◆ **RECORDS SHOWN**
····················

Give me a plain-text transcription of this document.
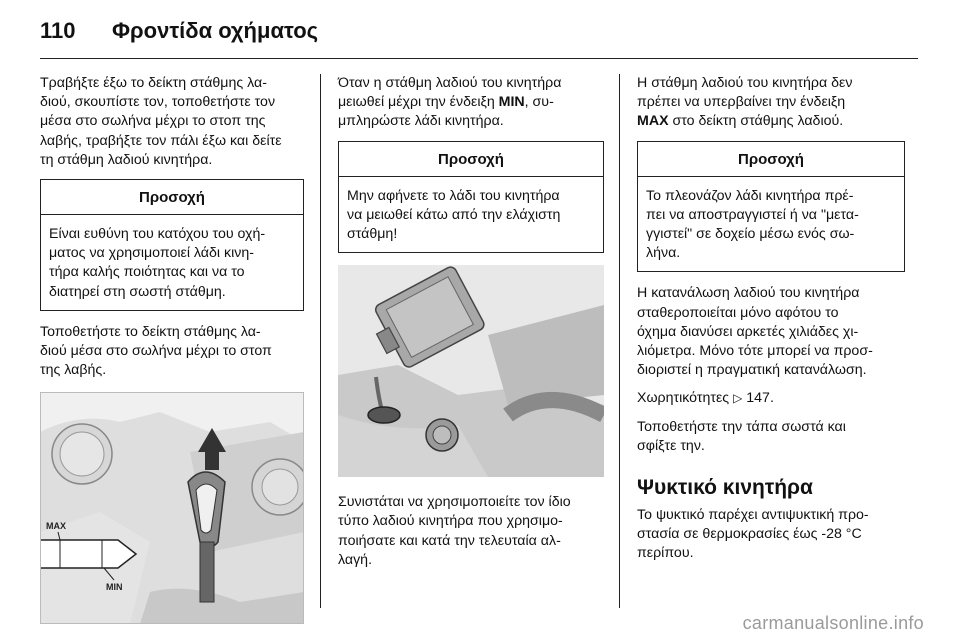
110	Φροντίδα οχήματος

Τραβήξτε έξω το δείκτη στάθμης λα-
διού, σκουπίστε τον, τοποθετήστε τον
μέσα στο σωλήνα μέχρι το στοπ της
λαβής, τραβήξτε τον πάλι έξω και δείτε
τη στάθμη λαδιού κινητήρα.

Προσοχή
Είναι ευθύνη του κατόχου του οχή-
ματος να χρησιμοποιεί λάδι κινη-
τήρα καλής ποιότητας και να το
διατηρεί στη σωστή στάθμη.

Τοποθετήστε το δείκτη στάθμης λα-
διού μέσα στο σωλήνα μέχρι το στοπ
της λαβής.

MAX
MIN

Όταν η στάθμη λαδιού του κινητήρα
μειωθεί μέχρι την ένδειξη MIN, συ-
μπληρώστε λάδι κινητήρα.

Προσοχή
Μην αφήνετε το λάδι του κινητήρα
να μειωθεί κάτω από την ελάχιστη
στάθμη!

Συνιστάται να χρησιμοποιείτε τον ίδιο
τύπο λαδιού κινητήρα που χρησιμο-
ποιήσατε και κατά την τελευταία αλ-
λαγή.

Η στάθμη λαδιού του κινητήρα δεν
πρέπει να υπερβαίνει την ένδειξη
MAX στο δείκτη στάθμης λαδιού.

Προσοχή
Το πλεονάζον λάδι κινητήρα πρέ-
πει να αποστραγγιστεί ή να "μετα-
γγιστεί" σε δοχείο μέσω ενός σω-
λήνα.

Η κατανάλωση λαδιού του κινητήρα
σταθεροποιείται μόνο αφότου το
όχημα διανύσει αρκετές χιλιάδες χι-
λιόμετρα. Μόνο τότε μπορεί να προσ-
διοριστεί η πραγματική κατανάλωση.

Χωρητικότητες ▷ 147.

Τοποθετήστε την τάπα σωστά και
σφίξτε την.

Ψυκτικό κινητήρα

Το ψυκτικό παρέχει αντιψυκτική προ-
στασία σε θερμοκρασίες έως -28 °C
περίπου.

carmanualsonline.info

····················

Copy out all the data without changing anything, and drop the pictures.

Give me a plain-text transcription of this document.
110	Φροντίδα οχήματος

Τραβήξτε έξω το δείκτη στάθμης λα-
διού, σκουπίστε τον, τοποθετήστε τον
μέσα στο σωλήνα μέχρι το στοπ της
λαβής, τραβήξτε τον πάλι έξω και δείτε
τη στάθμη λαδιού κινητήρα.

Προσοχή
Είναι ευθύνη του κατόχου του οχή-
ματος να χρησιμοποιεί λάδι κινη-
τήρα καλής ποιότητας και να το
διατηρεί στη σωστή στάθμη.

Τοποθετήστε το δείκτη στάθμης λα-
διού μέσα στο σωλήνα μέχρι το στοπ
της λαβής.

MAX
MIN

Όταν η στάθμη λαδιού του κινητήρα
μειωθεί μέχρι την ένδειξη MIN, συ-
μπληρώστε λάδι κινητήρα.

Προσοχή
Μην αφήνετε το λάδι του κινητήρα
να μειωθεί κάτω από την ελάχιστη
στάθμη!

Συνιστάται να χρησιμοποιείτε τον ίδιο
τύπο λαδιού κινητήρα που χρησιμο-
ποιήσατε και κατά την τελευταία αλ-
λαγή.

Η στάθμη λαδιού του κινητήρα δεν
πρέπει να υπερβαίνει την ένδειξη
MAX στο δείκτη στάθμης λαδιού.

Προσοχή
Το πλεονάζον λάδι κινητήρα πρέ-
πει να αποστραγγιστεί ή να "μετα-
γγιστεί" σε δοχείο μέσω ενός σω-
λήνα.

Η κατανάλωση λαδιού του κινητήρα
σταθεροποιείται μόνο αφότου το
όχημα διανύσει αρκετές χιλιάδες χι-
λιόμετρα. Μόνο τότε μπορεί να προσ-
διοριστεί η πραγματική κατανάλωση.

Χωρητικότητες ▷ 147.

Τοποθετήστε την τάπα σωστά και
σφίξτε την.

Ψυκτικό κινητήρα

Το ψυκτικό παρέχει αντιψυκτική προ-
στασία σε θερμοκρασίες έως -28 °C
περίπου.

carmanualsonline.info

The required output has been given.